> **What to produce**: From the start of the listing through the line containing "- Polygon shape: [15, 247, 33, 264]", inclusive, rewrite the lines with "Polygon shape" swapped for "Outline shape" and everything else left unchanged.

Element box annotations
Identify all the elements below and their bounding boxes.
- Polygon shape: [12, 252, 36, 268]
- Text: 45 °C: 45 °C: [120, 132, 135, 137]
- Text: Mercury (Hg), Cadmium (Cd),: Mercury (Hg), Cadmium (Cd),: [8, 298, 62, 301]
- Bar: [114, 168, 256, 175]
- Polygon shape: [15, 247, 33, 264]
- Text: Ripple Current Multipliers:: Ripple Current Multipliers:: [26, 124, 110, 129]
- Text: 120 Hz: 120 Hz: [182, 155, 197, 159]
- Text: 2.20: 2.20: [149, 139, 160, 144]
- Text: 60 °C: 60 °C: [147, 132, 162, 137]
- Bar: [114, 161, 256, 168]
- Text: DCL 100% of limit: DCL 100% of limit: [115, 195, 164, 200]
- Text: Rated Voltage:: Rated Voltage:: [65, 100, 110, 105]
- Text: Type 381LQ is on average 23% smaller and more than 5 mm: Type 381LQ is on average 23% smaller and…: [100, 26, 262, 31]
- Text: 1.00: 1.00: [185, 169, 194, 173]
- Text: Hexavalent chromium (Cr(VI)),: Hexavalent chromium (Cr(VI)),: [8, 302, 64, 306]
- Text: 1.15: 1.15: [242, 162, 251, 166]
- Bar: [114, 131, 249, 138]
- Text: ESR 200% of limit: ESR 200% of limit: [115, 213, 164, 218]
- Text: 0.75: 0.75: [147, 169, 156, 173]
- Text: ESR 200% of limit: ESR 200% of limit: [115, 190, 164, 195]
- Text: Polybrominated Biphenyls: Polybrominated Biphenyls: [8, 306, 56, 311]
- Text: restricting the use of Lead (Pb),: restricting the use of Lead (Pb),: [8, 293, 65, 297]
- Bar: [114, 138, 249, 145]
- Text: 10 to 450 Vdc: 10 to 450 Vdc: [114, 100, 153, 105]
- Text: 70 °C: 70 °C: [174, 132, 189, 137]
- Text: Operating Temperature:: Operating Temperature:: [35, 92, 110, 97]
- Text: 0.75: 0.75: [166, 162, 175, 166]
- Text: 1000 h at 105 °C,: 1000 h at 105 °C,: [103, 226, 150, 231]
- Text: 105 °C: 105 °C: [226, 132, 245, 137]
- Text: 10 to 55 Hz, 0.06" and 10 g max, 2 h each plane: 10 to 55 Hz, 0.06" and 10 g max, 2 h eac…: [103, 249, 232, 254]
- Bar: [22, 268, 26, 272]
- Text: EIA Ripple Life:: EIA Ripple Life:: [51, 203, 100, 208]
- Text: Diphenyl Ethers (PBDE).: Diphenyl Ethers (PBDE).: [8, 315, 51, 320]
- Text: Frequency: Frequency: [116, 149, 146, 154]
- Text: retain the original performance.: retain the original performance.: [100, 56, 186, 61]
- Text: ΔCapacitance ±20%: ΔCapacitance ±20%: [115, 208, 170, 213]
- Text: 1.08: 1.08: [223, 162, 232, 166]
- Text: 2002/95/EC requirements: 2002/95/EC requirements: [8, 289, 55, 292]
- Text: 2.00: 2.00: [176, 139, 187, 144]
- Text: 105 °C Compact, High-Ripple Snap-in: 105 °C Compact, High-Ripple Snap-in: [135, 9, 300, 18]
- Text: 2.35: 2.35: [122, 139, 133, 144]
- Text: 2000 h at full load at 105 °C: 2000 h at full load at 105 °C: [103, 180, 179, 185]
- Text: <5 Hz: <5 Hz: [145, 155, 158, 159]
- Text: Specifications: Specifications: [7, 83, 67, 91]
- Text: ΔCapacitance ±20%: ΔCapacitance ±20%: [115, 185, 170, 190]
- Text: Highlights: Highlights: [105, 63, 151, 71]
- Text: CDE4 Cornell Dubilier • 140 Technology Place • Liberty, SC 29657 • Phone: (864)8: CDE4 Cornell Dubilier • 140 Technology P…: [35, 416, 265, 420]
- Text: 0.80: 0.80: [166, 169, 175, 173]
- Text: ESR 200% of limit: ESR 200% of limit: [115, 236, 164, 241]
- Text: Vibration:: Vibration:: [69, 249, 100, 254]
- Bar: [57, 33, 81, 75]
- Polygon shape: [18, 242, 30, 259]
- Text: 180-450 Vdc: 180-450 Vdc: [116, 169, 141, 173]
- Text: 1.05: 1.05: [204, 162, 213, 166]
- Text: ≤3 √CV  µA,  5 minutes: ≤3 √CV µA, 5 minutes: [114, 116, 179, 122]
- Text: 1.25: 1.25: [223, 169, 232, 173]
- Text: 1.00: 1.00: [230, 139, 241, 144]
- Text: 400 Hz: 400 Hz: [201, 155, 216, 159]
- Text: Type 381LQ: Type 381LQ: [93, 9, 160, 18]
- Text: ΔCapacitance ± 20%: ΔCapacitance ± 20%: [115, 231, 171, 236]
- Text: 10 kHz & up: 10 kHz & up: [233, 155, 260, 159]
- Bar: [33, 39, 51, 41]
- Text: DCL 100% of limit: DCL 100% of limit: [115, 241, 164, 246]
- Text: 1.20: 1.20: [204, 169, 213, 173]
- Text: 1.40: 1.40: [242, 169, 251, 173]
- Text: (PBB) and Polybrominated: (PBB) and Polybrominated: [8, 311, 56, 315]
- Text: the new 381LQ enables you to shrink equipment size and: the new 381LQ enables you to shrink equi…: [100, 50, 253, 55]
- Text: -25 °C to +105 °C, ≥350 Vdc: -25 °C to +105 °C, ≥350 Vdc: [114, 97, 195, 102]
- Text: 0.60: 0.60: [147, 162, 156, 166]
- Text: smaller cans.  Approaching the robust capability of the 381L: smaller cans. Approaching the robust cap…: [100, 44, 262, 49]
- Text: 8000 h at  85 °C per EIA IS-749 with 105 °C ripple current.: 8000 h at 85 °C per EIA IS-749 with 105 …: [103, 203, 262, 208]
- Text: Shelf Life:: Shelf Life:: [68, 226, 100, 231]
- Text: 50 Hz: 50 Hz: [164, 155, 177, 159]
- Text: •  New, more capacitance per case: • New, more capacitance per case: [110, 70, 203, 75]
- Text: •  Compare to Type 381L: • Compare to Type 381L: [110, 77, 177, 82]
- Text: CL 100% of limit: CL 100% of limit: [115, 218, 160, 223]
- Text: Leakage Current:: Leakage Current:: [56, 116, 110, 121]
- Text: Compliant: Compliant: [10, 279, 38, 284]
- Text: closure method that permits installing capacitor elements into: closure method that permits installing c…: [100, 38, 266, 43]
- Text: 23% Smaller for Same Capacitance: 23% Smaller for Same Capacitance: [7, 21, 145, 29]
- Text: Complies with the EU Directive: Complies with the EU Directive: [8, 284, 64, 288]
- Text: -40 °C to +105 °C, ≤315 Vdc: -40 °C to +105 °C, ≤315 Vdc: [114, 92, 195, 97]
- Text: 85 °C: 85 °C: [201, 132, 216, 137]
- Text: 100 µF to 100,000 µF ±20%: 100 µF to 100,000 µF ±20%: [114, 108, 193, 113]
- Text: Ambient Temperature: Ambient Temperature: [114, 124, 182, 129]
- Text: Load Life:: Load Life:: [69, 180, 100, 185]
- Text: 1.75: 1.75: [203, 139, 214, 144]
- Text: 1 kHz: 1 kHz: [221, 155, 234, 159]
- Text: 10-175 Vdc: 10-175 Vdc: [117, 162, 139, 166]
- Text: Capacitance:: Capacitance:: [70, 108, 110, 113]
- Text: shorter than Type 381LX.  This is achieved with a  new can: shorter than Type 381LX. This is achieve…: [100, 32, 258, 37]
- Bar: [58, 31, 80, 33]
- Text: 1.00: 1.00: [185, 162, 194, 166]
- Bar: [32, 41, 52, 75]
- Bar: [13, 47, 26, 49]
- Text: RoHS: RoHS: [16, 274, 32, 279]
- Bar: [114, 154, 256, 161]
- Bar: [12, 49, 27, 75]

> **Answer to this task**:
Identify all the elements below and their bounding boxes.
- Outline shape: [12, 252, 36, 268]
- Text: 45 °C: 45 °C: [120, 132, 135, 137]
- Text: Mercury (Hg), Cadmium (Cd),: Mercury (Hg), Cadmium (Cd),: [8, 298, 62, 301]
- Bar: [114, 168, 256, 175]
- Outline shape: [15, 247, 33, 264]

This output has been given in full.